YOUR INSTRUCTIONS |
Read the material below. Count the lines containing "नगरप" and give that count alone.

[Stored records]
- - - - - - -

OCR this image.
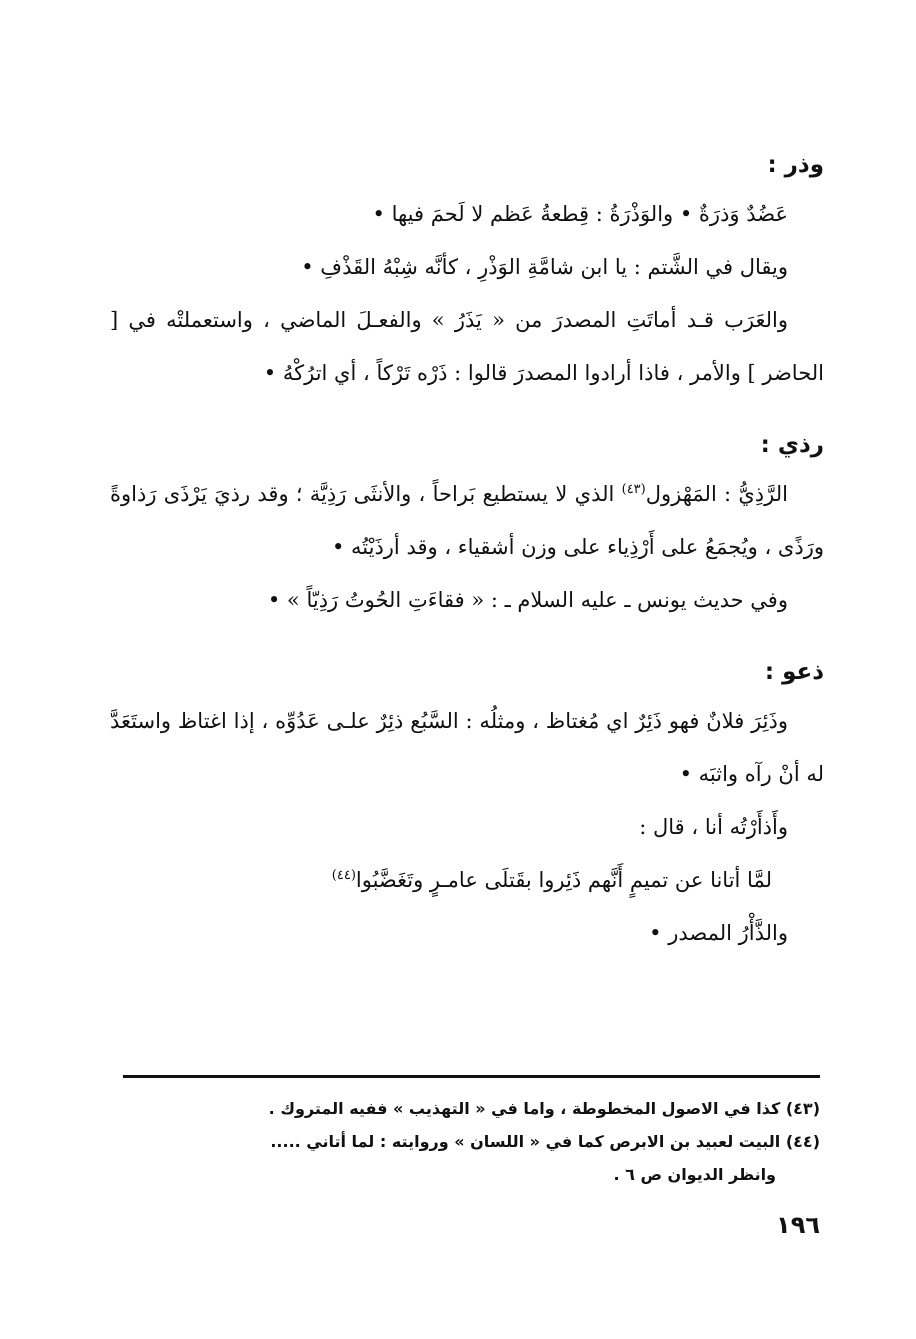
وذر :

عَضُدٌ وَذرَةٌ • والوَذْرَةُ : قِطعةُ عَظم لا لَحمَ فيها •

ويقال في الشَّتم : يا ابن شامَّةِ الوَذْرِ ، كأنَّه شِبْهُ القَذْفِ •

والعَرَب قـد أماتَتِ المصدرَ من « يَذَرُ » والفعـلَ الماضي ، واستعملتْه في [ الحاضر ] والأمر ، فاذا أرادوا المصدرَ قالوا : ذَرْه تَرْكاً ، أي اترُكْهُ •

رذي :

الرَّذِيُّ : المَهْزول$^{(٤٣)}$ الذي لا يستطيع بَراحاً ، والأنثَى رَذِيَّة ؛ وقد رذيَ يَرْذَى رَذاوةً ورَذًى ، ويُجمَعُ على أَرْذِياء على وزن أشقياء ، وقد أرذَيْتُه •

وفي حديث يونس ـ عليه السلام ـ : « فقاءَتِ الحُوتُ رَذِيّاً » •

ذعو :

وذَئِرَ فلانٌ فهو ذَئِرٌ اي مُغتاظ ، ومثلُه : السَّبُع ذئِرٌ علـى عَدُوِّه ، إذا اغتاظ واستَعَدَّ له أنْ رآه واثبَه •

وأَذأَرْتُه أنا ، قال :

لمَّا أتانا عن تميمٍ أَنَّهم ذَئِروا بقَتلَى عامـرٍ وتَغَضَّبُوا$^{(٤٤)}$

والذَّأْرُ المصدر •

(٤٣) كذا في الاصول المخطوطة ، واما في « التهذيب » ففيه المتروك .

(٤٤) البيت لعبيد بن الابرص كما في « اللسان » وروايته : لما أتاني .....

وانظر الديوان ص ٦ .

١٩٦
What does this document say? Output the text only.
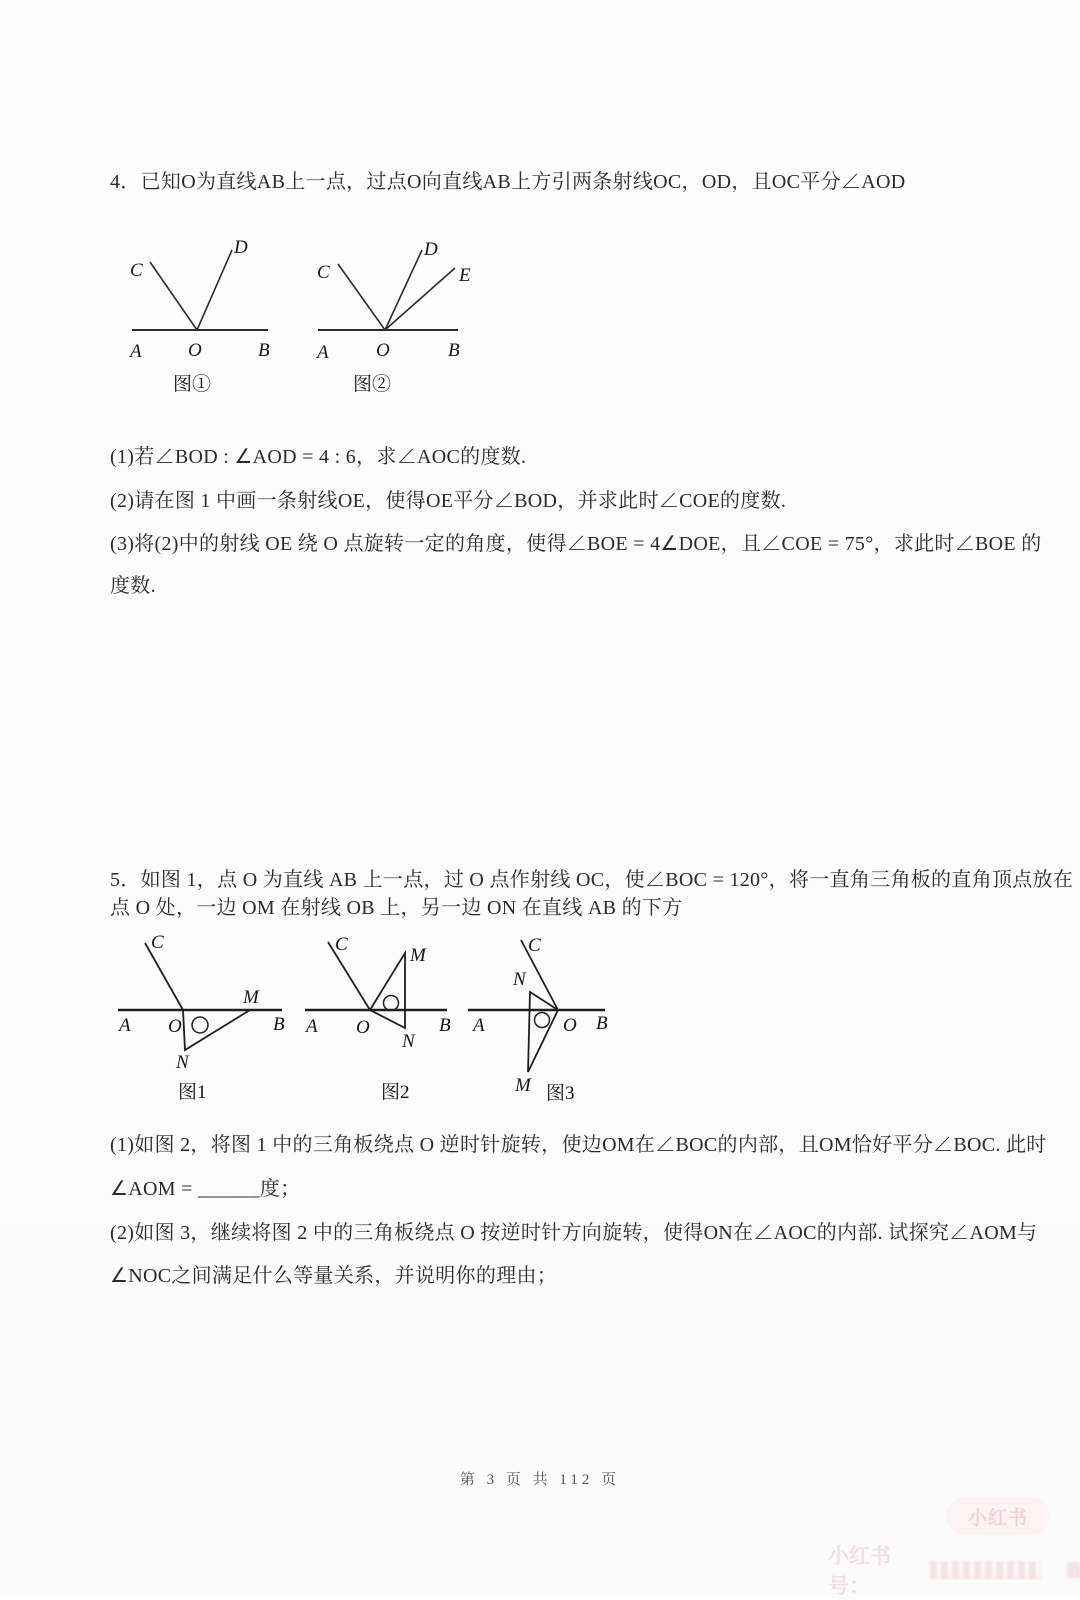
4．已知O为直线AB上一点，过点O向直线AB上方引两条射线OC，OD，且OC平分∠AOD
C
D
A O	B
图①
C
D
E
A O	B
图②
(1)若∠BOD : ∠AOD = 4 : 6，求∠AOC的度数.
(2)请在图 1 中画一条射线OE，使得OE平分∠BOD，并求此时∠COE的度数.
(3)将(2)中的射线 OE 绕 O 点旋转一定的角度，使得∠BOE = 4∠DOE，且∠COE = 75°，求此时∠BOE 的
度数.
5．如图 1，点 O 为直线 AB 上一点，过 O 点作射线 OC，使∠BOC = 120°，将一直角三角板的直角顶点放在
点 O 处，一边 OM 在射线 OB 上，另一边 ON 在直线 AB 的下方
C
M
A O	B
N
图1
C
M
A O	B
N
图2
C
N
A	O B
M 图3
(1)如图 2，将图 1 中的三角板绕点 O 逆时针旋转，使边OM在∠BOC的内部，且OM恰好平分∠BOC. 此时
∠AOM = ______度；
(2)如图 3，继续将图 2 中的三角板绕点 O 按逆时针方向旋转，使得ON在∠AOC的内部. 试探究∠AOM与
∠NOC之间满足什么等量关系，并说明你的理由；
第 3 页 共 112 页
小红书
小红书号：
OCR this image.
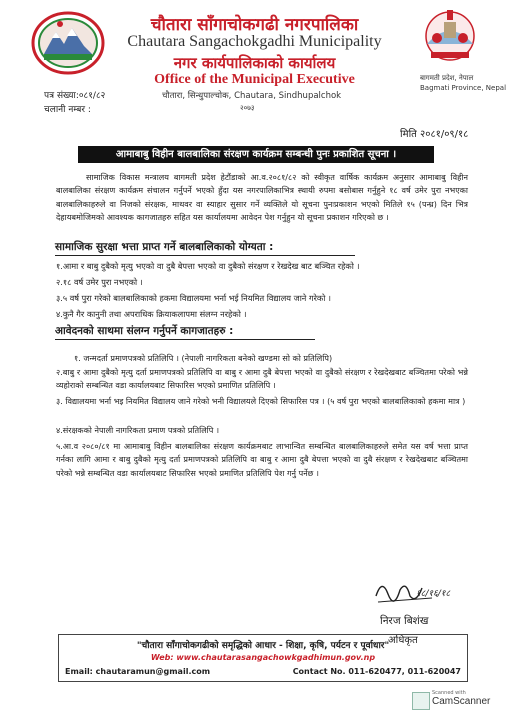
चौतारा साँगाचोकगढी नगरपालिका
Chautara Sangachokgadhi Municipality
नगर कार्यपालिकाको कार्यालय
Office of the Municipal Executive
चौतारा, सिन्धुपाल्चोक, Chautara, Sindhupalchok
२०७३
बागमती प्रदेश, नेपाल
Bagmati Province, Nepal
पत्र संख्या:०८१/८२
चलानी नम्बर :
मिति २०८१/०९/१८
आमाबाबु विहीन बालबालिका संरक्षण कार्यक्रम सम्बन्धी पुनः प्रकाशित सूचना ।
सामाजिक विकास मन्त्रालय बागमती प्रदेश हेटौंडाको आ.व.२०८१/८२ को स्वीकृत वार्षिक कार्यक्रम अनुसार आमाबाबु विहीन बालबालिका संरक्षण कार्यक्रम संचालन गर्नुपर्ने भएको हुँदा यस नगरपालिकाभित्र स्थायी रुपमा बसोबास गर्नुहुने १८ वर्ष उमेर पुरा नभएका बालबालिकाहरुले वा निजको संरक्षक, माथवर वा स्याहार सुसार गर्ने व्यक्तिले यो सूचना पुनःप्रकाशन भएको मितिले १५ (पन्ध्र) दिन भित्र देहायबमोजिमको आवश्यक कागजातहरु सहित यस कार्यालयमा आवेदन पेश गर्नुहुन यो सूचना प्रकाशन गरिएको छ ।
सामाजिक सुरक्षा भत्ता प्राप्त गर्ने बालबालिकाको योग्यता :
१.आमा र बाबु दुबैको मृत्यु भएको वा दुबै बेपत्ता भएको वा दुबैको संरक्षण र रेखदेख बाट बञ्चित रहेको ।
२.१८ वर्ष उमेर पुरा नभएको ।
३.५ वर्ष पुरा गरेको बालबालिकाको हकमा विद्यालयमा भर्ना भई नियमित विद्यालय जाने गरेको ।
४.कुनै गैर कानुनी तथा अपराधिक क्रियाकलापमा संलग्न नरहेको ।
आवेदनको साथमा संलग्न गर्नुपर्ने कागजातहरु :
१. जन्मदर्ता प्रमाणपत्रको प्रतिलिपि । (नेपाली नागरिकता बनेको खण्डमा सो को प्रतिलिपि)
२.बाबु र आमा दुबैको मृत्यु दर्ता प्रमाणपत्रको प्रतिलिपि वा बाबु र आमा दुबै बेपत्ता भएको वा दुबैको संरक्षण र रेखदेखबाट बञ्चितमा परेको भन्ने व्यहोराको सम्बन्धित वडा कार्यालयबाट सिफारिस भएको प्रमाणित प्रतिलिपि ।
३. विद्यालयमा भर्ना भइ नियमित विद्यालय जाने गरेको भनी विद्यालयले दिएको सिफारिस पत्र । (५ वर्ष पुरा भएको बालबालिकाको हकमा मात्र )
४.संरक्षकको नेपाली नागरिकता प्रमाण पत्रको प्रतिलिपि ।
५.आ.व २०८०/८१ मा आमाबाबु विहीन बालबालिका संरक्षण कार्यक्रमबाट लाभान्वित सम्बन्धित बालबालिकाहरुले समेत यस वर्ष भत्ता प्राप्त गर्नका लागि आमा र बाबु दुबैको मृत्यु दर्ता प्रमाणपत्रको प्रतिलिपि वा बाबु र आमा दुबै बेपत्ता भएको वा दुबै संरक्षण र रेखदेखबाट बञ्चितमा परेको भन्ने सम्बन्धित वडा कार्यालयबाट सिफारिस भएको प्रमाणित प्रतिलिपि पेश गर्नु पर्नेछ ।
१८/१६/१८
निरज बिशंख
अधिकृत
"चौतारा साँगाचोकगढीको समृद्धिको आधार - शिक्षा, कृषि, पर्यटन र पूर्वाधार"
Web: www.chautarasangachowkgadhimun.gov.np
Email: chautaramun@gmail.com	Contact No. 011-620477, 011-620047
Scanned with
CamScanner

- - - - - - -

PROBLEM SOLUTION |
2